GIVEN TASK - Copy every line from the material below that holds "true".

◆ ◆ ◆ ◆ ◆

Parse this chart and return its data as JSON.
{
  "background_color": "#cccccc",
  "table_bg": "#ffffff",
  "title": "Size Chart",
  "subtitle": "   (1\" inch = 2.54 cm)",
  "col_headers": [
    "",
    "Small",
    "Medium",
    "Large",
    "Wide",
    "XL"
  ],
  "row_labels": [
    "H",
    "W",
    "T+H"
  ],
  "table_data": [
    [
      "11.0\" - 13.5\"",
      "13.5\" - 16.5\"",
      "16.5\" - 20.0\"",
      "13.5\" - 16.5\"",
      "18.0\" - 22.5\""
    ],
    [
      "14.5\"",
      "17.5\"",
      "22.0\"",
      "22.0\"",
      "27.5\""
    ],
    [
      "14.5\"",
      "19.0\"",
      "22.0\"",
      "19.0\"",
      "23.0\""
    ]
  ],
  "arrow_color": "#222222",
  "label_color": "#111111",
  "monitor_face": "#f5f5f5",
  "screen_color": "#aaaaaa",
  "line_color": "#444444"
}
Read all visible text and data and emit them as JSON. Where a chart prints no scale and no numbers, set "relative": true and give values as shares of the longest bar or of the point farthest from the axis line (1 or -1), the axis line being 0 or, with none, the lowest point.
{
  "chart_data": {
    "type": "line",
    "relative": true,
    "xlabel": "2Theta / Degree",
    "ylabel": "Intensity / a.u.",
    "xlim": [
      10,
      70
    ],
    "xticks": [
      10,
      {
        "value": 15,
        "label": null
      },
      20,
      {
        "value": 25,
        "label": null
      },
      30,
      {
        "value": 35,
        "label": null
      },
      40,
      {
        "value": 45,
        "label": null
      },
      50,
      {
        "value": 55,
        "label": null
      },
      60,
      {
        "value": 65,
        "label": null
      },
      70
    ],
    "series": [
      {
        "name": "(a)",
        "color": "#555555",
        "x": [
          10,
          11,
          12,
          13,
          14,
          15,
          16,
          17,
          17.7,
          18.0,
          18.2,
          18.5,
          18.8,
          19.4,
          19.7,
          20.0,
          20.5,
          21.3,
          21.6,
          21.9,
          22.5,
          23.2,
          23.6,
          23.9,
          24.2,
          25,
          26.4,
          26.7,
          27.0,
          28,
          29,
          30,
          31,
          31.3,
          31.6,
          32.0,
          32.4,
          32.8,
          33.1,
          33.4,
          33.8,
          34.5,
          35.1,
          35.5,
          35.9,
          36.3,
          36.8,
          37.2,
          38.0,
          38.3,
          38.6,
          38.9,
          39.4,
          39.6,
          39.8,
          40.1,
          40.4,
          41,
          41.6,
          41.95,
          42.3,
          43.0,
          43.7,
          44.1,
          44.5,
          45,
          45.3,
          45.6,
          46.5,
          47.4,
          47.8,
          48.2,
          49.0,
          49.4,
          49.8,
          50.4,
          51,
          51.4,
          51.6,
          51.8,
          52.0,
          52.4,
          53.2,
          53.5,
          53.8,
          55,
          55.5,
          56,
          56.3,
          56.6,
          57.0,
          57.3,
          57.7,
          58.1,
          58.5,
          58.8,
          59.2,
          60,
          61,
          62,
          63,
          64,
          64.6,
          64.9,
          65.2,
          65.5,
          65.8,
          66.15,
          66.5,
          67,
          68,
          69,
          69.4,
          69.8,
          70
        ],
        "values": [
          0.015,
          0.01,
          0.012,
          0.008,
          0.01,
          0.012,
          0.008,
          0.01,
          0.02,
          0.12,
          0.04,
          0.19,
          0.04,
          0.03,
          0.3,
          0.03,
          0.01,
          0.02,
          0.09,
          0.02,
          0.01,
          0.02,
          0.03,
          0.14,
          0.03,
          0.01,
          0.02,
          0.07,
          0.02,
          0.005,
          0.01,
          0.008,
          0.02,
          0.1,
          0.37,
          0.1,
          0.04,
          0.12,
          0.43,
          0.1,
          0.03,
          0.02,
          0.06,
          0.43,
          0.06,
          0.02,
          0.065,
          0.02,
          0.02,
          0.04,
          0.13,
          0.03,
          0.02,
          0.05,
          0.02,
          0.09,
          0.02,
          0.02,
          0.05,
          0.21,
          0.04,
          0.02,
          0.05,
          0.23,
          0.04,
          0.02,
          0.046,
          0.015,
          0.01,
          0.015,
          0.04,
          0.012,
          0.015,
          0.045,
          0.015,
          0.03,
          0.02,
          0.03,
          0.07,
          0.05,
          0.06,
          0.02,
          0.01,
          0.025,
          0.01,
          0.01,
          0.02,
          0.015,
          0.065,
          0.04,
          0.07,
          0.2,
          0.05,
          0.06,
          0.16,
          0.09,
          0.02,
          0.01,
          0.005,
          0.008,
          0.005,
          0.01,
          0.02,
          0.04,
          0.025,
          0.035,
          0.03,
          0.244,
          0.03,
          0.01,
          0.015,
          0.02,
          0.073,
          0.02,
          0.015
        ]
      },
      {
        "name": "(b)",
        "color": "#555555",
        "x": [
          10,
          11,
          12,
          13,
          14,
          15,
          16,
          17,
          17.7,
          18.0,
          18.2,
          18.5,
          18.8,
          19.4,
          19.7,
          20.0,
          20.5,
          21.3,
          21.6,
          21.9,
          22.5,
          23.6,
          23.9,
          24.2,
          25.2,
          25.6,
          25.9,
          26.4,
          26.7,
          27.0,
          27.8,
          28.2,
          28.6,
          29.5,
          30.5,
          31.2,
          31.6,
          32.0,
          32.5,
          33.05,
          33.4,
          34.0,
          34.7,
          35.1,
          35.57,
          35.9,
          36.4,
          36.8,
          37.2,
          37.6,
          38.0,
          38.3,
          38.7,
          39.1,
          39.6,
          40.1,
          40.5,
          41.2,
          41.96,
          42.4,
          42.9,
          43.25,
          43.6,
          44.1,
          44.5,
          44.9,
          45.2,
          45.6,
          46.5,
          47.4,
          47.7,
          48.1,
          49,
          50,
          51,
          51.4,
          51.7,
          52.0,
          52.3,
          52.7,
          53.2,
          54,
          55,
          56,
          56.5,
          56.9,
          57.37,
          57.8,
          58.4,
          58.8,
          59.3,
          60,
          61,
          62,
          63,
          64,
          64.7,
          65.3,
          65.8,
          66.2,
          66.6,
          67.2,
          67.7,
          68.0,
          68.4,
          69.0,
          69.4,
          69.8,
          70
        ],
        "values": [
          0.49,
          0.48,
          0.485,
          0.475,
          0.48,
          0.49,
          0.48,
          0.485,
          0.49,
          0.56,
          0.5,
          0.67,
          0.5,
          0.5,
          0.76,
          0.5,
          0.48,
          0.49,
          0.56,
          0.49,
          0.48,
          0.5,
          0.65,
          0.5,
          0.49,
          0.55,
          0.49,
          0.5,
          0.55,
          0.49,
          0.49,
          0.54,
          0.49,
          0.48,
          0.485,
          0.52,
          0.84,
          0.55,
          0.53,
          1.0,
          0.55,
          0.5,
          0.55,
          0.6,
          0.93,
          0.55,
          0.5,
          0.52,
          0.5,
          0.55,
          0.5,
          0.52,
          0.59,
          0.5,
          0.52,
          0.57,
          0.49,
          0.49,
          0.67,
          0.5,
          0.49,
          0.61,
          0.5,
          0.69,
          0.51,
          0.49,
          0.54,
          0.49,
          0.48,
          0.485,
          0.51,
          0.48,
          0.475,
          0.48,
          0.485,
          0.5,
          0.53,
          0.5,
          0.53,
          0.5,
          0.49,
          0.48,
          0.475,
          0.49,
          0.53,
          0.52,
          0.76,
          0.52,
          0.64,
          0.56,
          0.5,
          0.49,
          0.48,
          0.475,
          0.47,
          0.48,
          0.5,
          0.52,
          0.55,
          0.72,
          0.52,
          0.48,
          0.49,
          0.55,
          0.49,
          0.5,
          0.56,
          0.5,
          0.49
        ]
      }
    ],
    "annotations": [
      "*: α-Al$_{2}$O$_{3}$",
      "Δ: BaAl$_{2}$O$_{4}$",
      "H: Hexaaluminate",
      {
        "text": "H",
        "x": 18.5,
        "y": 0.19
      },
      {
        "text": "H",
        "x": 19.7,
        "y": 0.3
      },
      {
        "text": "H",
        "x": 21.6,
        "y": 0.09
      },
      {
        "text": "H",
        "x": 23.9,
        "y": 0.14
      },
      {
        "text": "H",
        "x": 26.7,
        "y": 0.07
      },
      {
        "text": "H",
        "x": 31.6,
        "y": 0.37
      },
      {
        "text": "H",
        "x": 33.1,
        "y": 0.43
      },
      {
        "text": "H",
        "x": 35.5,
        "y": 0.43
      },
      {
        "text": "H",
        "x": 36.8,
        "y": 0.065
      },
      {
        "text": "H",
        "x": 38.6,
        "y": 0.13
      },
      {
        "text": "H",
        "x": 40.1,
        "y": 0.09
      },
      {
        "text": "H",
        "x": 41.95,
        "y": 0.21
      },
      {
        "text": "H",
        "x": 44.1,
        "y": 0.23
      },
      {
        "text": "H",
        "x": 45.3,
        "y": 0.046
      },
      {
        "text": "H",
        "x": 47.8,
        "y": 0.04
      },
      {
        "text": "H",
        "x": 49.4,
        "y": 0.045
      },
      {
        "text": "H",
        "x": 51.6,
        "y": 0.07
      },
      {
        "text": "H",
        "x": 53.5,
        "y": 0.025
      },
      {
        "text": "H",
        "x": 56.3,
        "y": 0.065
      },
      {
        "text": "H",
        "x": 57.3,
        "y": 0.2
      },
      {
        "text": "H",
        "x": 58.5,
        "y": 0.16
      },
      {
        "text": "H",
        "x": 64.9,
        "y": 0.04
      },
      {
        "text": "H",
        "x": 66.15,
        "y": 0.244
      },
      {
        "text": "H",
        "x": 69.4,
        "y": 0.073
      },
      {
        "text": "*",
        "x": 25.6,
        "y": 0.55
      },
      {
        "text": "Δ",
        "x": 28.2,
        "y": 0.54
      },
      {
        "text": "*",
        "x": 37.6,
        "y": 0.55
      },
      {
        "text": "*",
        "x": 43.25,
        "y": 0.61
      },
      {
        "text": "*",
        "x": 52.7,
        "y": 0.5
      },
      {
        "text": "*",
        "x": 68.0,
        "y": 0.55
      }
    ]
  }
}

◆ ◆ ◆ ◆ ◆

RESPONSE TO THIS TASK -
Read all visible text and data and emit them as JSON. Where a chart prints no scale and no numbers, set "relative": true and give values as shares of the longest bar or of the point farthest from the axis line (1 or -1), the axis line being 0 or, with none, the lowest point.
    "relative": true,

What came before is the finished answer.